• _Requirement_: In the data, extract each line that holds the string "this".
+++++
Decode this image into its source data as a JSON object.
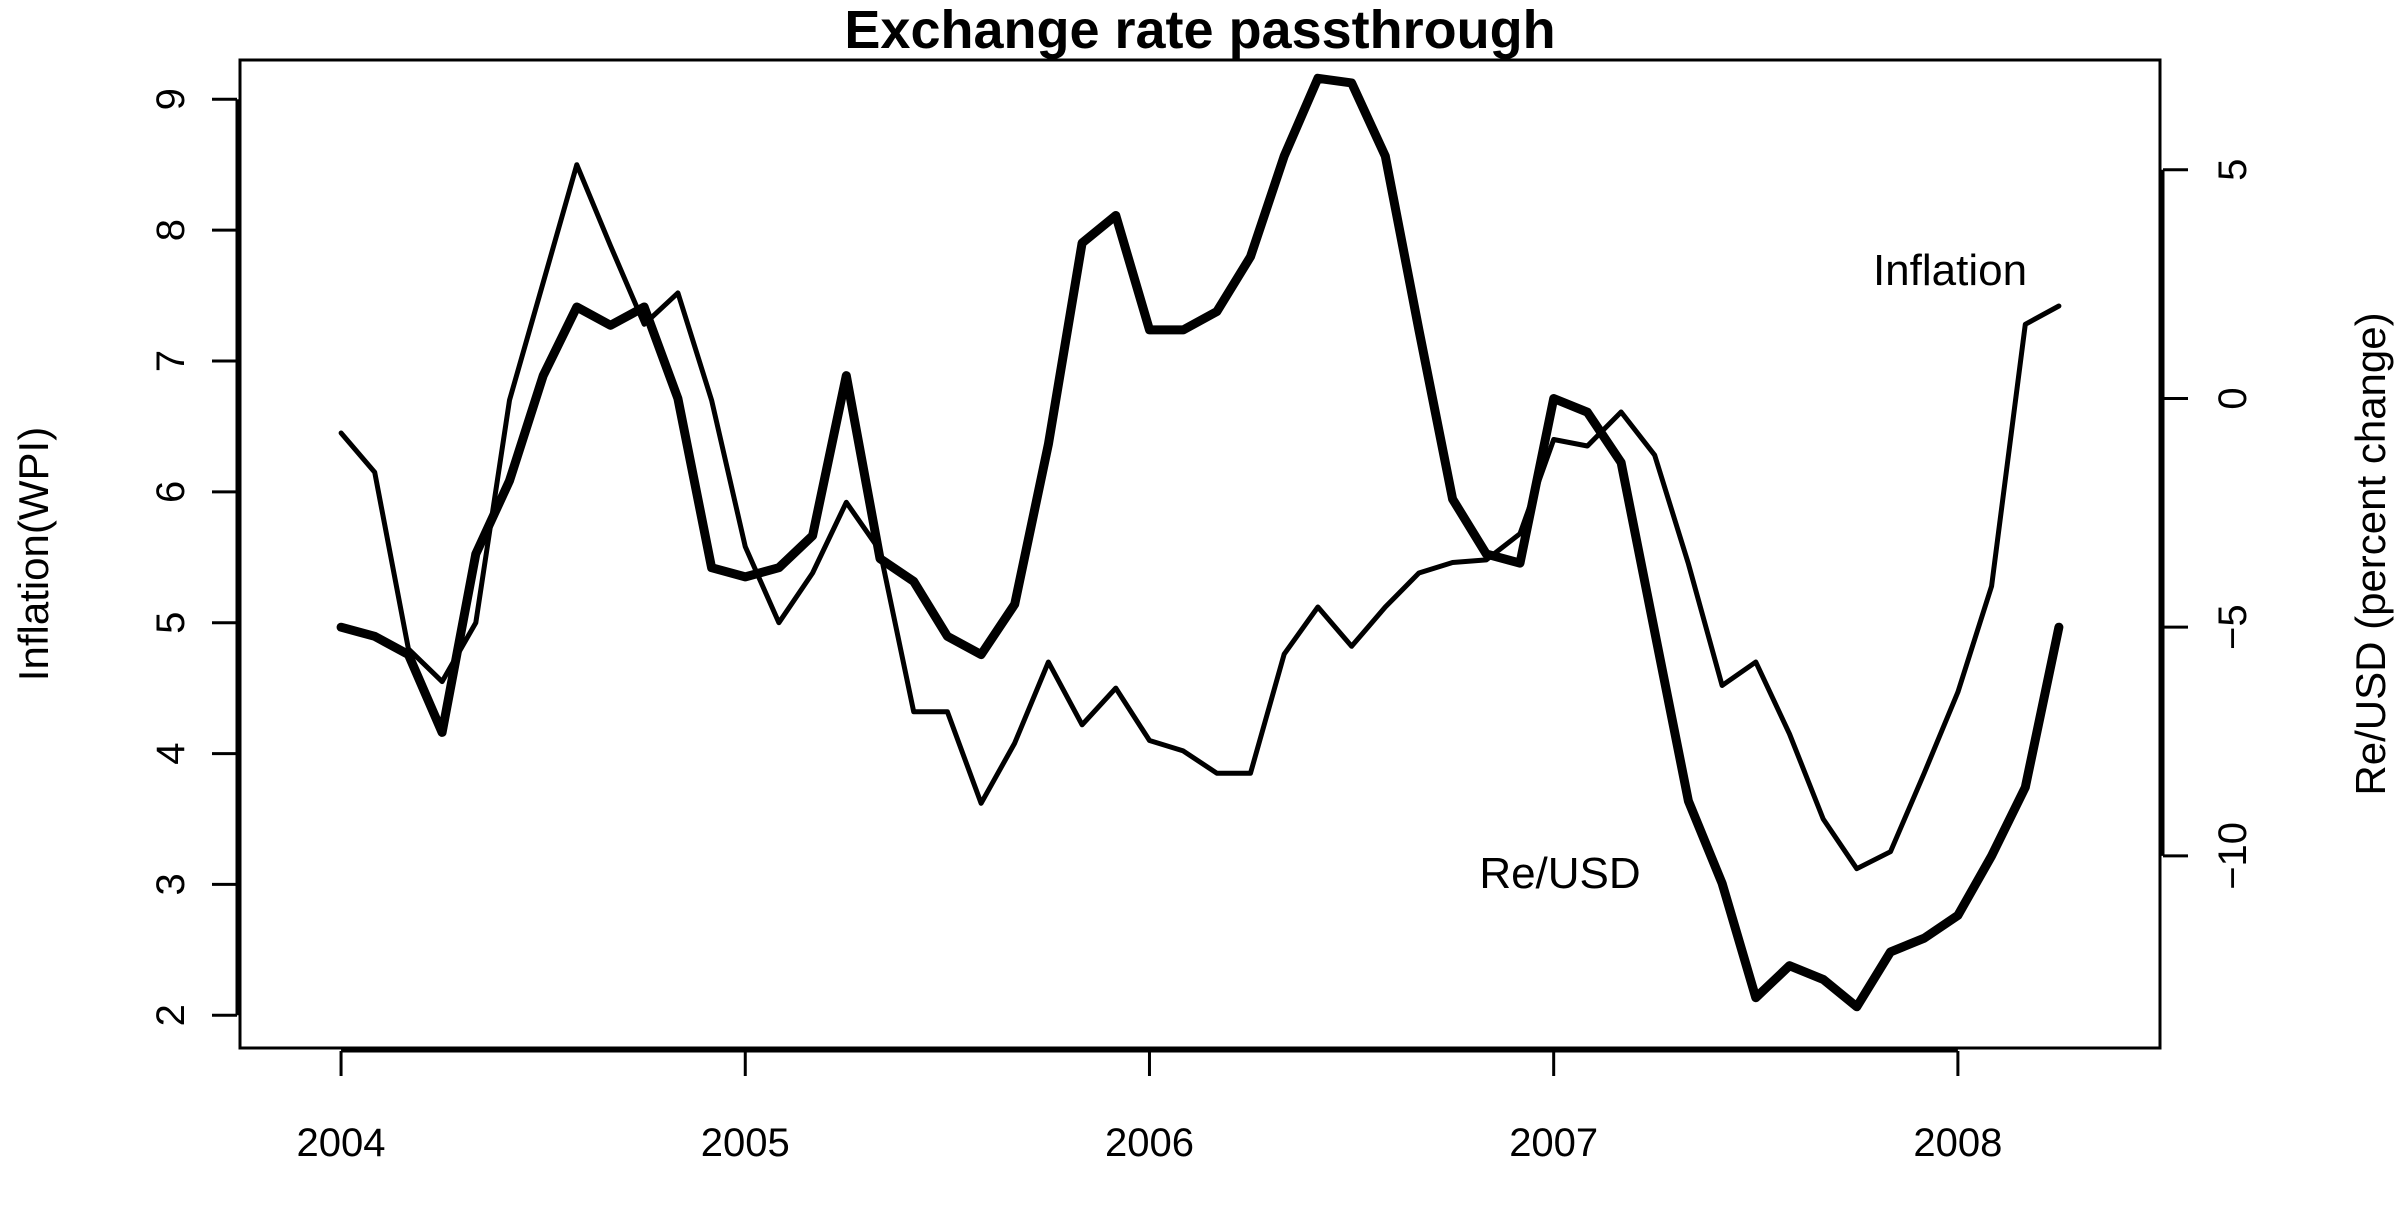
{
  "chart_data": {
    "type": "line",
    "title": "Exchange rate passthrough",
    "xlabel": "",
    "ylabel_left": "Inflation(WPI)",
    "ylabel_right": "Re/USD (percent change)",
    "x_ticks": [
      "2004",
      "2005",
      "2006",
      "2007",
      "2008"
    ],
    "y_left_ticks": [
      "2",
      "3",
      "4",
      "5",
      "6",
      "7",
      "8",
      "9"
    ],
    "y_right_ticks": [
      "−10",
      "−5",
      "0",
      "5"
    ],
    "xlim": [
      "2003-10",
      "2008-07"
    ],
    "ylim_left": [
      1.75,
      9.3
    ],
    "ylim_right": [
      -14.2,
      7.4
    ],
    "grid": false,
    "legend": "none",
    "annotations": [
      {
        "text": "Inflation",
        "series": "Inflation"
      },
      {
        "text": "Re/USD",
        "series": "Re/USD"
      }
    ],
    "series": [
      {
        "name": "Inflation",
        "axis": "left",
        "line_weight": "thin",
        "x": [
          "2004-01",
          "2004-02",
          "2004-03",
          "2004-04",
          "2004-05",
          "2004-06",
          "2004-07",
          "2004-08",
          "2004-09",
          "2004-10",
          "2004-11",
          "2004-12",
          "2005-01",
          "2005-02",
          "2005-03",
          "2005-04",
          "2005-05",
          "2005-06",
          "2005-07",
          "2005-08",
          "2005-09",
          "2005-10",
          "2005-11",
          "2005-12",
          "2006-01",
          "2006-02",
          "2006-03",
          "2006-04",
          "2006-05",
          "2006-06",
          "2006-07",
          "2006-08",
          "2006-09",
          "2006-10",
          "2006-11",
          "2006-12",
          "2007-01",
          "2007-02",
          "2007-03",
          "2007-04",
          "2007-05",
          "2007-06",
          "2007-07",
          "2007-08",
          "2007-09",
          "2007-10",
          "2007-11",
          "2007-12",
          "2008-01",
          "2008-02",
          "2008-03",
          "2008-04"
        ],
        "values": [
          6.45,
          6.15,
          4.8,
          4.55,
          5.0,
          6.7,
          7.6,
          8.5,
          7.88,
          7.28,
          7.52,
          6.7,
          5.58,
          5.0,
          5.38,
          5.92,
          5.55,
          4.32,
          4.32,
          3.62,
          4.08,
          4.7,
          4.22,
          4.5,
          4.1,
          4.02,
          3.85,
          3.85,
          4.76,
          5.12,
          4.82,
          5.12,
          5.38,
          5.46,
          5.48,
          5.68,
          6.4,
          6.35,
          6.61,
          6.28,
          5.45,
          4.52,
          4.7,
          4.15,
          3.5,
          3.12,
          3.25,
          3.85,
          4.47,
          5.28,
          7.28,
          7.42
        ]
      },
      {
        "name": "Re/USD",
        "axis": "right",
        "line_weight": "thick",
        "x": [
          "2004-01",
          "2004-02",
          "2004-03",
          "2004-04",
          "2004-05",
          "2004-06",
          "2004-07",
          "2004-08",
          "2004-09",
          "2004-10",
          "2004-11",
          "2004-12",
          "2005-01",
          "2005-02",
          "2005-03",
          "2005-04",
          "2005-05",
          "2005-06",
          "2005-07",
          "2005-08",
          "2005-09",
          "2005-10",
          "2005-11",
          "2005-12",
          "2006-01",
          "2006-02",
          "2006-03",
          "2006-04",
          "2006-05",
          "2006-06",
          "2006-07",
          "2006-08",
          "2006-09",
          "2006-10",
          "2006-11",
          "2006-12",
          "2007-01",
          "2007-02",
          "2007-03",
          "2007-04",
          "2007-05",
          "2007-06",
          "2007-07",
          "2007-08",
          "2007-09",
          "2007-10",
          "2007-11",
          "2007-12",
          "2008-01",
          "2008-02",
          "2008-03",
          "2008-04"
        ],
        "values": [
          -5.0,
          -5.2,
          -5.6,
          -7.3,
          -3.4,
          -1.8,
          0.5,
          2.0,
          1.6,
          2.0,
          0.0,
          -3.7,
          -3.9,
          -3.7,
          -3.0,
          0.5,
          -3.5,
          -4.0,
          -5.2,
          -5.6,
          -4.5,
          -1.0,
          3.4,
          4.0,
          1.5,
          1.5,
          1.9,
          3.1,
          5.3,
          7.0,
          6.9,
          5.3,
          1.5,
          -2.2,
          -3.4,
          -3.6,
          0.0,
          -0.3,
          -1.4,
          -5.1,
          -8.8,
          -10.6,
          -13.1,
          -12.4,
          -12.7,
          -13.3,
          -12.1,
          -11.8,
          -11.3,
          -10.0,
          -8.5,
          -5.0
        ]
      }
    ]
  }
}
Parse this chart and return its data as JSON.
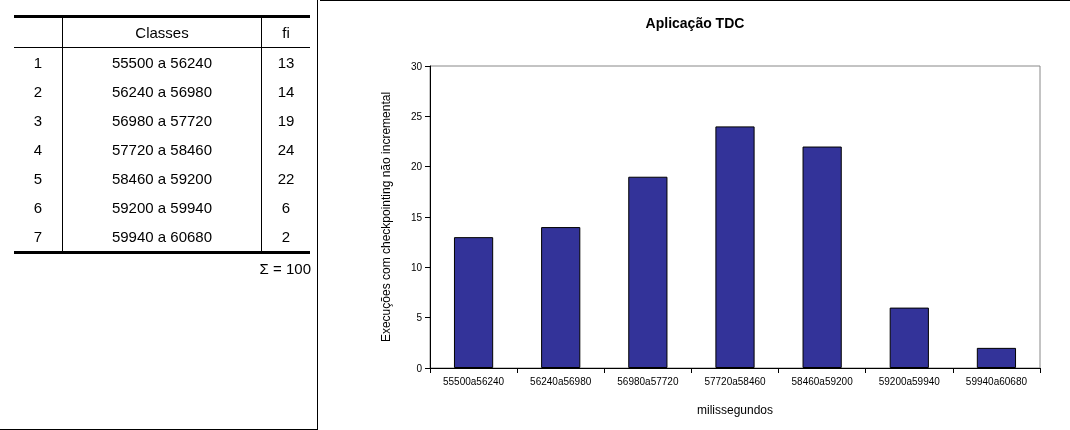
{
  "chart_data": {
    "type": "bar",
    "title": "Aplicação TDC",
    "xlabel": "milissegundos",
    "ylabel": "Execuções com checkpointing não incremental",
    "categories": [
      "55500a56240",
      "56240a56980",
      "56980a57720",
      "57720a58460",
      "58460a59200",
      "59200a59940",
      "59940a60680"
    ],
    "values": [
      13,
      14,
      19,
      24,
      22,
      6,
      2
    ],
    "color": "#333399",
    "ylim": [
      0,
      30
    ],
    "yticks": [
      0,
      5,
      10,
      15,
      20,
      25,
      30
    ],
    "grid": false,
    "annotations": [
      "Classes",
      "fi",
      "1",
      "55500  a 56240",
      "13",
      "2",
      "56240  a 56980",
      "14",
      "3",
      "56980  a 57720",
      "19",
      "4",
      "57720  a 58460",
      "24",
      "5",
      "58460  a 59200",
      "22",
      "6",
      "59200  a 59940",
      "6",
      "7",
      "59940  a 60680",
      "2",
      "Σ = 100"
    ]
  }
}
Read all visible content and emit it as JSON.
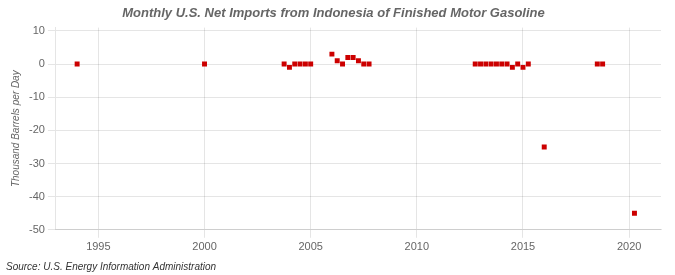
{
  "chart_data": {
    "type": "scatter",
    "title": "Monthly U.S. Net Imports from Indonesia of Finished Motor Gasoline",
    "ylabel": "Thousand Barrels per Day",
    "source": "Source: U.S. Energy Information Administration",
    "x": [
      1994.0,
      2000.0,
      2003.75,
      2004.0,
      2004.25,
      2004.5,
      2004.75,
      2005.0,
      2006.0,
      2006.25,
      2006.5,
      2006.75,
      2007.0,
      2007.25,
      2007.5,
      2007.75,
      2012.75,
      2013.0,
      2013.25,
      2013.5,
      2013.75,
      2014.0,
      2014.25,
      2014.5,
      2014.75,
      2015.0,
      2015.25,
      2016.0,
      2018.5,
      2018.75,
      2020.25
    ],
    "values": [
      0,
      0,
      0,
      -1,
      0,
      0,
      0,
      0,
      3,
      1,
      0,
      2,
      2,
      1,
      0,
      0,
      0,
      0,
      0,
      0,
      0,
      0,
      0,
      -1,
      0,
      -1,
      0,
      -25,
      0,
      0,
      -45
    ],
    "color": "#cc0000",
    "marker": "square",
    "xlim": [
      1993.0,
      2021.5
    ],
    "ylim": [
      -50,
      11
    ],
    "xticks": [
      1995,
      2000,
      2005,
      2010,
      2015,
      2020
    ],
    "yticks": [
      10,
      0,
      -10,
      -20,
      -30,
      -40,
      -50
    ],
    "grid": true
  }
}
+++++
• _Expected output_:
Decode this image into its source data as a JSON object.
Parse this chart and return its data as JSON.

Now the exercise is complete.